───── STORED DATA ─────

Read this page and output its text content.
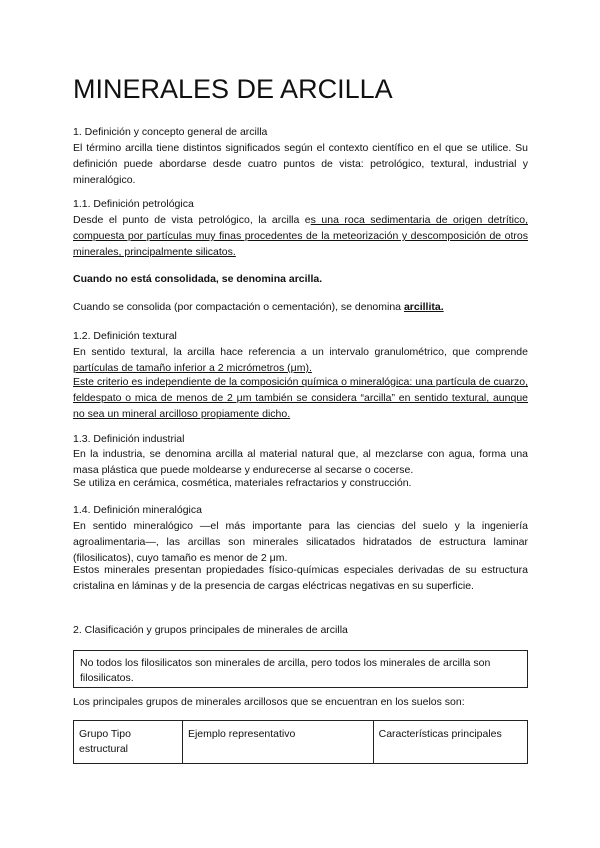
MINERALES DE ARCILLA

1. Definición y concepto general de arcilla

El término arcilla tiene distintos significados según el contexto científico en el que se utilice. Su definición puede abordarse desde cuatro puntos de vista: petrológico, textural, industrial y mineralógico.

1.1. Definición petrológica

Desde el punto de vista petrológico, la arcilla es una roca sedimentaria de origen detrítico, compuesta por partículas muy finas procedentes de la meteorización y descomposición de otros minerales, principalmente silicatos.

Cuando no está consolidada, se denomina arcilla.

Cuando se consolida (por compactación o cementación), se denomina arcillita.

1.2. Definición textural

En sentido textural, la arcilla hace referencia a un intervalo granulométrico, que comprende partículas de tamaño inferior a 2 micrómetros (μm).

Este criterio es independiente de la composición química o mineralógica: una partícula de cuarzo, feldespato o mica de menos de 2 μm también se considera “arcilla” en sentido textural, aunque no sea un mineral arcilloso propiamente dicho.

1.3. Definición industrial

En la industria, se denomina arcilla al material natural que, al mezclarse con agua, forma una masa plástica que puede moldearse y endurecerse al secarse o cocerse.

Se utiliza en cerámica, cosmética, materiales refractarios y construcción.

1.4. Definición mineralógica

En sentido mineralógico —el más importante para las ciencias del suelo y la ingeniería agroalimentaria—, las arcillas son minerales silicatados hidratados de estructura laminar (filosilicatos), cuyo tamaño es menor de 2 μm.

Estos minerales presentan propiedades físico-químicas especiales derivadas de su estructura cristalina en láminas y de la presencia de cargas eléctricas negativas en su superficie.

2. Clasificación y grupos principales de minerales de arcilla

No todos los filosilicatos son minerales de arcilla, pero todos los minerales de arcilla son filosilicatos.

Los principales grupos de minerales arcillosos que se encuentran en los suelos son:

Grupo Tipo estructural	Ejemplo representativo	Características principales
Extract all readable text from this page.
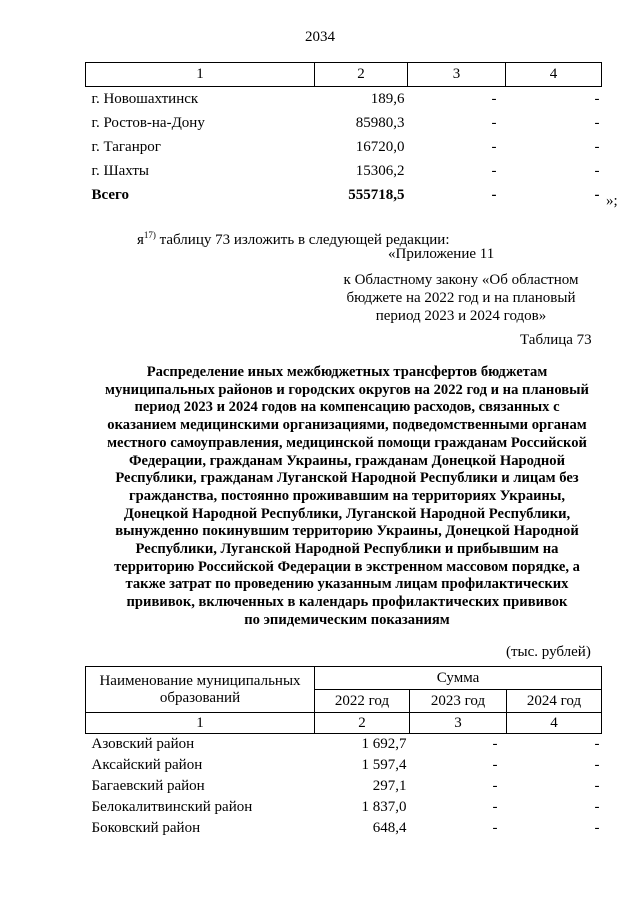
2034
1	2	3	4
г. Новошахтинск	189,6	-	-
г. Ростов-на-Дону	85980,3	-	-
г. Таганрог	16720,0	-	-
г. Шахты	15306,2	-	-
Всего	555718,5	-	- »;
$я^{17)}$ таблицу 73 изложить в следующей редакции:
«Приложение 11
к Областному закону «Об областном
бюджете на 2022 год и на плановый
период 2023 и 2024 годов»
Таблица 73
Распределение иных межбюджетных трансфертов бюджетам
муниципальных районов и городских округов на 2022 год и на плановый
период 2023 и 2024 годов на компенсацию расходов, связанных с
оказанием медицинскими организациями, подведомственными органам
местного самоуправления, медицинской помощи гражданам Российской
Федерации, гражданам Украины, гражданам Донецкой Народной
Республики, гражданам Луганской Народной Республики и лицам без
гражданства, постоянно проживавшим на территориях Украины,
Донецкой Народной Республики, Луганской Народной Республики,
вынужденно покинувшим территорию Украины, Донецкой Народной
Республики, Луганской Народной Республики и прибывшим на
территорию Российской Федерации в экстренном массовом порядке, а
также затрат по проведению указанным лицам профилактических
прививок, включенных в календарь профилактических прививок
по эпидемическим показаниям
(тыс. рублей)
Наименование муниципальных
образований	Сумма		
	2022 год	2023 год	2024 год
1	2	3	4
Азовский район	1 692,7	-	-
Аксайский район	1 597,4	-	-
Багаевский район	297,1	-	-
Белокалитвинский район	1 837,0	-	-
Боковский район	648,4	-	-
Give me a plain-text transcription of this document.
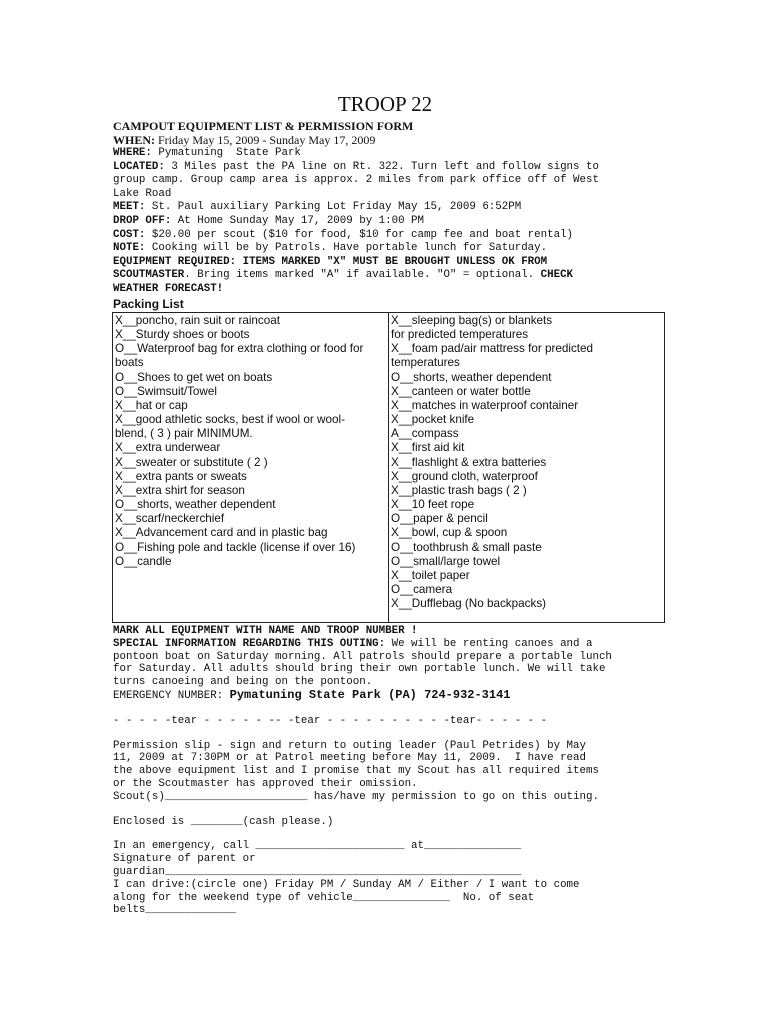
TROOP 22
CAMPOUT EQUIPMENT LIST & PERMISSION FORM
WHEN: Friday May 15, 2009 - Sunday May 17, 2009
WHERE: Pymatuning  State Park
LOCATED: 3 Miles past the PA line on Rt. 322. Turn left and follow signs to
group camp. Group camp area is approx. 2 miles from park office off of West
Lake Road
MEET: St. Paul auxiliary Parking Lot Friday May 15, 2009 6:52PM
DROP OFF: At Home Sunday May 17, 2009 by 1:00 PM
COST: $20.00 per scout ($10 for food, $10 for camp fee and boat rental)
NOTE: Cooking will be by Patrols. Have portable lunch for Saturday.
EQUIPMENT REQUIRED: ITEMS MARKED "X" MUST BE BROUGHT UNLESS OK FROM
SCOUTMASTER. Bring items marked "A" if available. "O" = optional. CHECK
WEATHER FORECAST!
Packing List
X__poncho, rain suit or raincoat
X__Sturdy shoes or boots
O__Waterproof bag for extra clothing or food for
boats
O__Shoes to get wet on boats
O__Swimsuit/Towel
X__hat or cap
X__good athletic socks, best if wool or wool-
blend, ( 3 ) pair MINIMUM.
X__extra underwear
X__sweater or substitute ( 2 )
X__extra pants or sweats
X__extra shirt for season
O__shorts, weather dependent
X__scarf/neckerchief
X__Advancement card and in plastic bag
O__Fishing pole and tackle (license if over 16)
O__candle
X__sleeping bag(s) or blankets
for predicted temperatures
X__foam pad/air mattress for predicted
temperatures
O__shorts, weather dependent
X__canteen or water bottle
X__matches in waterproof container
X__pocket knife
A__compass
X__first aid kit
X__flashlight & extra batteries
X__ground cloth, waterproof
X__plastic trash bags ( 2 )
X__10 feet rope
O__paper & pencil
X__bowl, cup & spoon
O__toothbrush & small paste
O__small/large towel
X__toilet paper
O__camera
X__Dufflebag (No backpacks)
MARK ALL EQUIPMENT WITH NAME AND TROOP NUMBER !
SPECIAL INFORMATION REGARDING THIS OUTING: We will be renting canoes and a
pontoon boat on Saturday morning. All patrols should prepare a portable lunch
for Saturday. All adults should bring their own portable lunch. We will take
turns canoeing and being on the pontoon.
EMERGENCY NUMBER: Pymatuning State Park (PA) 724-932-3141
- - - - -tear - - - - - -- -tear - - - - - - - - - -tear- - - - - -
Permission slip - sign and return to outing leader (Paul Petrides) by May
11, 2009 at 7:30PM or at Patrol meeting before May 11, 2009.  I have read
the above equipment list and I promise that my Scout has all required items
or the Scoutmaster has approved their omission.
Scout(s)______________________ has/have my permission to go on this outing.
Enclosed is ________(cash please.)
In an emergency, call _______________________ at_______________
Signature of parent or
guardian_______________________________________________________
I can drive:(circle one) Friday PM / Sunday AM / Either / I want to come
along for the weekend type of vehicle_______________  No. of seat
belts______________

─────

• _GOAL_: Tally up the lines holding the word "Народной" in the data above, and answer with that figure only.

• _REPLY TO THE EXERCISE_: 5